*Records from a data collection*:
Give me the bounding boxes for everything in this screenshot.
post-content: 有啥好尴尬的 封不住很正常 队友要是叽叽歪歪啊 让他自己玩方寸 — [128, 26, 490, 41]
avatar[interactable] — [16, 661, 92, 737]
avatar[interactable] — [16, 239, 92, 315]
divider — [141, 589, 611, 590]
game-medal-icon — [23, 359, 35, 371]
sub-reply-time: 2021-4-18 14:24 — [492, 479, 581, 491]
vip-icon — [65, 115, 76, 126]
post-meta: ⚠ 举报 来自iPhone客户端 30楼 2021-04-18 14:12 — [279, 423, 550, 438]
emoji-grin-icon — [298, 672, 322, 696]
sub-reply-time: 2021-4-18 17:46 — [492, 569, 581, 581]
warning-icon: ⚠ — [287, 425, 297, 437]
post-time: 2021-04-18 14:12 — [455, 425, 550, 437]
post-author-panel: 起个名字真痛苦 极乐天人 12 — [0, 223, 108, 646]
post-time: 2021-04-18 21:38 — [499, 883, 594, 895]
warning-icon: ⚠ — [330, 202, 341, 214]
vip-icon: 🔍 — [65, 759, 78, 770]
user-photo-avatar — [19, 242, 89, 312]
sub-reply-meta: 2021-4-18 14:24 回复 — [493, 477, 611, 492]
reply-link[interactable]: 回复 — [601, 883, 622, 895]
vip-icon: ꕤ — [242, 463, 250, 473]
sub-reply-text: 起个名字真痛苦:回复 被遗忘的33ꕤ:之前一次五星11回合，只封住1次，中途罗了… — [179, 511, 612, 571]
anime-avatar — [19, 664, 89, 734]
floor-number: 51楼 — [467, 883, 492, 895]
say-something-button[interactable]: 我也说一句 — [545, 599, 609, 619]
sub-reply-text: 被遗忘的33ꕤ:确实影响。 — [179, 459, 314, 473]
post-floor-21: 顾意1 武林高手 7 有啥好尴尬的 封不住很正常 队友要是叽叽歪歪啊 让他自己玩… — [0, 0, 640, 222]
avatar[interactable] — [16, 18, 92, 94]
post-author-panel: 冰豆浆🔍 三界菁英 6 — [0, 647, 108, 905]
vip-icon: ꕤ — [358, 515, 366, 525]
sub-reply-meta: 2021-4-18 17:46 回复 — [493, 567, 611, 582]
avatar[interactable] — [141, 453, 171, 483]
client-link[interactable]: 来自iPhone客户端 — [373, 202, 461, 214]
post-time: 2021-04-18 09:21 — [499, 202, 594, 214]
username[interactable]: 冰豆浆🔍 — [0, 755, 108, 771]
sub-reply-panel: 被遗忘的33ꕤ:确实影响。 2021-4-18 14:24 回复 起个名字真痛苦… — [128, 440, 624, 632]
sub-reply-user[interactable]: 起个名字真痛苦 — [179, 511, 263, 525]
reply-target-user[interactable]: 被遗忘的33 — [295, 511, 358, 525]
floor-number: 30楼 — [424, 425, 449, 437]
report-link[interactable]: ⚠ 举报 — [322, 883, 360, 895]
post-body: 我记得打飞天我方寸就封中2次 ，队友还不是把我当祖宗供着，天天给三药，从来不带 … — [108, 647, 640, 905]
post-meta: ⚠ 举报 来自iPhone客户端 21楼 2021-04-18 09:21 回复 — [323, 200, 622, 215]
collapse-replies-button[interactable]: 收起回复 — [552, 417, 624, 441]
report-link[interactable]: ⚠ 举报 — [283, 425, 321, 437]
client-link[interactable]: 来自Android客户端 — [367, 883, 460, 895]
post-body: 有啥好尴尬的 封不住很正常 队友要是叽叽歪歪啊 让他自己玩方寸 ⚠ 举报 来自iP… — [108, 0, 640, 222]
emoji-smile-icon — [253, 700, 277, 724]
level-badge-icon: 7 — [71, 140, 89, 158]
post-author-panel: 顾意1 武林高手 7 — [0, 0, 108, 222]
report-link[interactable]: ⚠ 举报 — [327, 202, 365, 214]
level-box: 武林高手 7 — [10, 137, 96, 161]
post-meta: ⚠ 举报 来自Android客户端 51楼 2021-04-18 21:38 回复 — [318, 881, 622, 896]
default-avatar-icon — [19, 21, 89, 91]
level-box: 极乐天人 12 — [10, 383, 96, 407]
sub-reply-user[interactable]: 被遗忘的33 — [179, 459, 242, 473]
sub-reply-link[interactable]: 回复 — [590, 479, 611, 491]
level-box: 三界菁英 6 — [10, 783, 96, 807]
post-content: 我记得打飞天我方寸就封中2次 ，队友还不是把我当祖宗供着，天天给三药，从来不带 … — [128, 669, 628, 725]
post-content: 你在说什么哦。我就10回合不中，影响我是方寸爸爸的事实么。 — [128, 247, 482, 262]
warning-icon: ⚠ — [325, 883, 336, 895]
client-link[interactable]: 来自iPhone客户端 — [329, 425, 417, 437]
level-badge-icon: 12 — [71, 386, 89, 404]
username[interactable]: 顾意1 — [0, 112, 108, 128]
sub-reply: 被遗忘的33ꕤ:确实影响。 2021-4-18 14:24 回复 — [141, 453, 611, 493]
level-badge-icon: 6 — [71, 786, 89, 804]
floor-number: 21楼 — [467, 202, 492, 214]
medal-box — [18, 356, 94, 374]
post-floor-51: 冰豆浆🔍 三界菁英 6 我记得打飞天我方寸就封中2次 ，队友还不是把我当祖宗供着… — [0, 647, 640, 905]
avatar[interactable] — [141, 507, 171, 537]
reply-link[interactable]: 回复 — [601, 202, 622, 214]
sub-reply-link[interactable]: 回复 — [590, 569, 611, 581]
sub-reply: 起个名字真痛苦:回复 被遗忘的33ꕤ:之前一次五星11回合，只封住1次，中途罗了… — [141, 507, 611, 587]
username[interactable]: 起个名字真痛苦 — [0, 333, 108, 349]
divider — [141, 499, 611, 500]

*Exercise requirements*:
Copy out all of the entries above, swapping every occurrence of "post-time" for "post-timestamp" and leaving everything else unchanged.

*The solution*:
Give me the bounding boxes for everything in this screenshot.
post-content: 有啥好尴尬的 封不住很正常 队友要是叽叽歪歪啊 让他自己玩方寸 — [128, 26, 490, 41]
avatar[interactable] — [16, 661, 92, 737]
avatar[interactable] — [16, 239, 92, 315]
divider — [141, 589, 611, 590]
game-medal-icon — [23, 359, 35, 371]
sub-reply-time: 2021-4-18 14:24 — [492, 479, 581, 491]
vip-icon — [65, 115, 76, 126]
post-meta: ⚠ 举报 来自iPhone客户端 30楼 2021-04-18 14:12 — [279, 423, 550, 438]
emoji-grin-icon — [298, 672, 322, 696]
sub-reply-time: 2021-4-18 17:46 — [492, 569, 581, 581]
warning-icon: ⚠ — [287, 425, 297, 437]
post-timestamp: 2021-04-18 14:12 — [455, 425, 550, 437]
post-author-panel: 起个名字真痛苦 极乐天人 12 — [0, 223, 108, 646]
post-timestamp: 2021-04-18 21:38 — [499, 883, 594, 895]
warning-icon: ⚠ — [330, 202, 341, 214]
vip-icon: 🔍 — [65, 759, 78, 770]
user-photo-avatar — [19, 242, 89, 312]
sub-reply-meta: 2021-4-18 14:24 回复 — [493, 477, 611, 492]
reply-link[interactable]: 回复 — [601, 883, 622, 895]
vip-icon: ꕤ — [242, 463, 250, 473]
sub-reply-text: 起个名字真痛苦:回复 被遗忘的33ꕤ:之前一次五星11回合，只封住1次，中途罗了… — [179, 511, 612, 571]
anime-avatar — [19, 664, 89, 734]
floor-number: 51楼 — [467, 883, 492, 895]
say-something-button[interactable]: 我也说一句 — [545, 599, 609, 619]
sub-reply-text: 被遗忘的33ꕤ:确实影响。 — [179, 459, 314, 473]
post-floor-21: 顾意1 武林高手 7 有啥好尴尬的 封不住很正常 队友要是叽叽歪歪啊 让他自己玩… — [0, 0, 640, 222]
avatar[interactable] — [16, 18, 92, 94]
post-author-panel: 冰豆浆🔍 三界菁英 6 — [0, 647, 108, 905]
vip-icon: ꕤ — [358, 515, 366, 525]
sub-reply-meta: 2021-4-18 17:46 回复 — [493, 567, 611, 582]
avatar[interactable] — [141, 453, 171, 483]
client-link[interactable]: 来自iPhone客户端 — [373, 202, 461, 214]
post-timestamp: 2021-04-18 09:21 — [499, 202, 594, 214]
username[interactable]: 冰豆浆🔍 — [0, 755, 108, 771]
sub-reply-panel: 被遗忘的33ꕤ:确实影响。 2021-4-18 14:24 回复 起个名字真痛苦… — [128, 440, 624, 632]
sub-reply-user[interactable]: 起个名字真痛苦 — [179, 511, 263, 525]
reply-target-user[interactable]: 被遗忘的33 — [295, 511, 358, 525]
floor-number: 30楼 — [424, 425, 449, 437]
report-link[interactable]: ⚠ 举报 — [322, 883, 360, 895]
post-body: 我记得打飞天我方寸就封中2次 ，队友还不是把我当祖宗供着，天天给三药，从来不带 … — [108, 647, 640, 905]
post-meta: ⚠ 举报 来自iPhone客户端 21楼 2021-04-18 09:21 回复 — [323, 200, 622, 215]
collapse-replies-button[interactable]: 收起回复 — [552, 417, 624, 441]
report-link[interactable]: ⚠ 举报 — [283, 425, 321, 437]
client-link[interactable]: 来自Android客户端 — [367, 883, 460, 895]
post-body: 有啥好尴尬的 封不住很正常 队友要是叽叽歪歪啊 让他自己玩方寸 ⚠ 举报 来自iP… — [108, 0, 640, 222]
emoji-smile-icon — [253, 700, 277, 724]
level-badge-icon: 7 — [71, 140, 89, 158]
post-author-panel: 顾意1 武林高手 7 — [0, 0, 108, 222]
report-link[interactable]: ⚠ 举报 — [327, 202, 365, 214]
level-box: 武林高手 7 — [10, 137, 96, 161]
post-meta: ⚠ 举报 来自Android客户端 51楼 2021-04-18 21:38 回复 — [318, 881, 622, 896]
default-avatar-icon — [19, 21, 89, 91]
level-box: 极乐天人 12 — [10, 383, 96, 407]
sub-reply-user[interactable]: 被遗忘的33 — [179, 459, 242, 473]
sub-reply-link[interactable]: 回复 — [590, 479, 611, 491]
level-box: 三界菁英 6 — [10, 783, 96, 807]
post-content: 我记得打飞天我方寸就封中2次 ，队友还不是把我当祖宗供着，天天给三药，从来不带 … — [128, 669, 628, 725]
post-content: 你在说什么哦。我就10回合不中，影响我是方寸爸爸的事实么。 — [128, 247, 482, 262]
warning-icon: ⚠ — [325, 883, 336, 895]
client-link[interactable]: 来自iPhone客户端 — [329, 425, 417, 437]
level-badge-icon: 12 — [71, 386, 89, 404]
username[interactable]: 顾意1 — [0, 112, 108, 128]
sub-reply: 被遗忘的33ꕤ:确实影响。 2021-4-18 14:24 回复 — [141, 453, 611, 493]
level-badge-icon: 6 — [71, 786, 89, 804]
floor-number: 21楼 — [467, 202, 492, 214]
medal-box — [18, 356, 94, 374]
post-floor-51: 冰豆浆🔍 三界菁英 6 我记得打飞天我方寸就封中2次 ，队友还不是把我当祖宗供着… — [0, 647, 640, 905]
avatar[interactable] — [141, 507, 171, 537]
reply-link[interactable]: 回复 — [601, 202, 622, 214]
sub-reply-link[interactable]: 回复 — [590, 569, 611, 581]
sub-reply: 起个名字真痛苦:回复 被遗忘的33ꕤ:之前一次五星11回合，只封住1次，中途罗了… — [141, 507, 611, 587]
username[interactable]: 起个名字真痛苦 — [0, 333, 108, 349]
divider — [141, 499, 611, 500]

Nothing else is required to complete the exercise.